- _Your instructions_
Type out the material below exactly.

======== Data section ========

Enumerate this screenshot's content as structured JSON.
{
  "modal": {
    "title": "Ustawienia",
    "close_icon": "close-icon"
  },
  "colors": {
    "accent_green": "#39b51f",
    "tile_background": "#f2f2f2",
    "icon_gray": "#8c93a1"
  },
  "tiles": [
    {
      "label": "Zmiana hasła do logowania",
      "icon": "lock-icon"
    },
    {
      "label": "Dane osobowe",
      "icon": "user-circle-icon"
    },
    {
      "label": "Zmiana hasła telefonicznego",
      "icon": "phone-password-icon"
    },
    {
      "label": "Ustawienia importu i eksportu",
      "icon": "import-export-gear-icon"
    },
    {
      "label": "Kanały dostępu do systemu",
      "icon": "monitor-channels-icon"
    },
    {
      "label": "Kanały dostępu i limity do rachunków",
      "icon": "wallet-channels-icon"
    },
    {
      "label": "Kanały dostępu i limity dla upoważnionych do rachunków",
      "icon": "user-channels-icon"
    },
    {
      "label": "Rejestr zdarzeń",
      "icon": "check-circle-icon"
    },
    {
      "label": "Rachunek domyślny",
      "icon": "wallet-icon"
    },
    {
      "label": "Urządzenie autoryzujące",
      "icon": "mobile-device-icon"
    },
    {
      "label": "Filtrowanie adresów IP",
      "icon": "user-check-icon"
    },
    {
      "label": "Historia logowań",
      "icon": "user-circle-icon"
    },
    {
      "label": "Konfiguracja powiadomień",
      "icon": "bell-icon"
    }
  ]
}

========

- _Reply to the exercise_
Enumerate this screenshot's content as structured JSON.
{
  "modal": {
    "title": "Ustawienia",
    "close_icon": "close-icon"
  },
  "colors": {
    "accent_green": "#39b51f",
    "tile_background": "#f2f2f2",
    "icon_gray": "#8c93a1"
  },
  "tiles": [
    {
      "label": "Zmiana hasła do logowania",
      "icon": "lock-icon"
    },
    {
      "label": "Dane osobowe",
      "icon": "user-circle-icon"
    },
    {
      "label": "Zmiana hasła telefonicznego",
      "icon": "phone-password-icon"
    },
    {
      "label": "Ustawienia importu i eksportu",
      "icon": "import-export-gear-icon"
    },
    {
      "label": "Kanały dostępu do systemu",
      "icon": "monitor-channels-icon"
    },
    {
      "label": "Kanały dostępu i limity do rachunków",
      "icon": "wallet-channels-icon"
    },
    {
      "label": "Kanały dostępu i limity dla upoważnionych do rachunków",
      "icon": "user-channels-icon"
    },
    {
      "label": "Rejestr zdarzeń",
      "icon": "check-circle-icon"
    },
    {
      "label": "Rachunek domyślny",
      "icon": "wallet-icon"
    },
    {
      "label": "Urządzenie autoryzujące",
      "icon": "mobile-device-icon"
    },
    {
      "label": "Filtrowanie adresów IP",
      "icon": "user-check-icon"
    },
    {
      "label": "Historia logowań",
      "icon": "user-circle-icon"
    },
    {
      "label": "Konfiguracja powiadomień",
      "icon": "bell-icon"
    }
  ]
}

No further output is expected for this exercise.